Material shown:
>>>>>
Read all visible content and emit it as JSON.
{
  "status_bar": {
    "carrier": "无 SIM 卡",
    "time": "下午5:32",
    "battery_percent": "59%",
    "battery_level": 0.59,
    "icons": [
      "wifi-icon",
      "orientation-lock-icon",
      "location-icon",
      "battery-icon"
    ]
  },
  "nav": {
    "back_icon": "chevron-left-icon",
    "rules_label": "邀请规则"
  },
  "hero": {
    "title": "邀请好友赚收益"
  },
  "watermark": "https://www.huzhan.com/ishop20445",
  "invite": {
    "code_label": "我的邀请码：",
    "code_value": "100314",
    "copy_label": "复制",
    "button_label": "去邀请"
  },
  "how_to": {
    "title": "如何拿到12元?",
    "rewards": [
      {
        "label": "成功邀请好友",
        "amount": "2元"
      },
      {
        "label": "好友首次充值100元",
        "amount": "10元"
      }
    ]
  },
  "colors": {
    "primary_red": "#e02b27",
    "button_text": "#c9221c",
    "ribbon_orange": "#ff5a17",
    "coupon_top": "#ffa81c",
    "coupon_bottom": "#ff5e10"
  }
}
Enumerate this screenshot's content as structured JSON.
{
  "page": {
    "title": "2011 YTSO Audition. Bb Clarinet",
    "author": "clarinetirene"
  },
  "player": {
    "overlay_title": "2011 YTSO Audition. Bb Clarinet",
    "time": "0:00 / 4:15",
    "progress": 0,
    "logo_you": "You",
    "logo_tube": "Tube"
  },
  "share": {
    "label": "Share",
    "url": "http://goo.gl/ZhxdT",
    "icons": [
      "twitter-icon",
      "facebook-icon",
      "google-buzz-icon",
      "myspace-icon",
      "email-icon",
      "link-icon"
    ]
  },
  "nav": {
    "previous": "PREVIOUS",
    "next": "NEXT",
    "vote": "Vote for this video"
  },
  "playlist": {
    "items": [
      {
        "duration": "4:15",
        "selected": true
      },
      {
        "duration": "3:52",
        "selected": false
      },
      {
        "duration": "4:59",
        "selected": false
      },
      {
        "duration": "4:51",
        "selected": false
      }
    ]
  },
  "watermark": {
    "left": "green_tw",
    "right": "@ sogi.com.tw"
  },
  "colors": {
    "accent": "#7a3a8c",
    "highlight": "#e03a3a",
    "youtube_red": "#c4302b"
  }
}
<<<<<
Exercise details:
Copy each line of the data that contains the word "Audition".

Solution to the exercise:
    "title": "2011 YTSO Audition. Bb Clarinet",
    "overlay_title": "2011 YTSO Audition. Bb Clarinet",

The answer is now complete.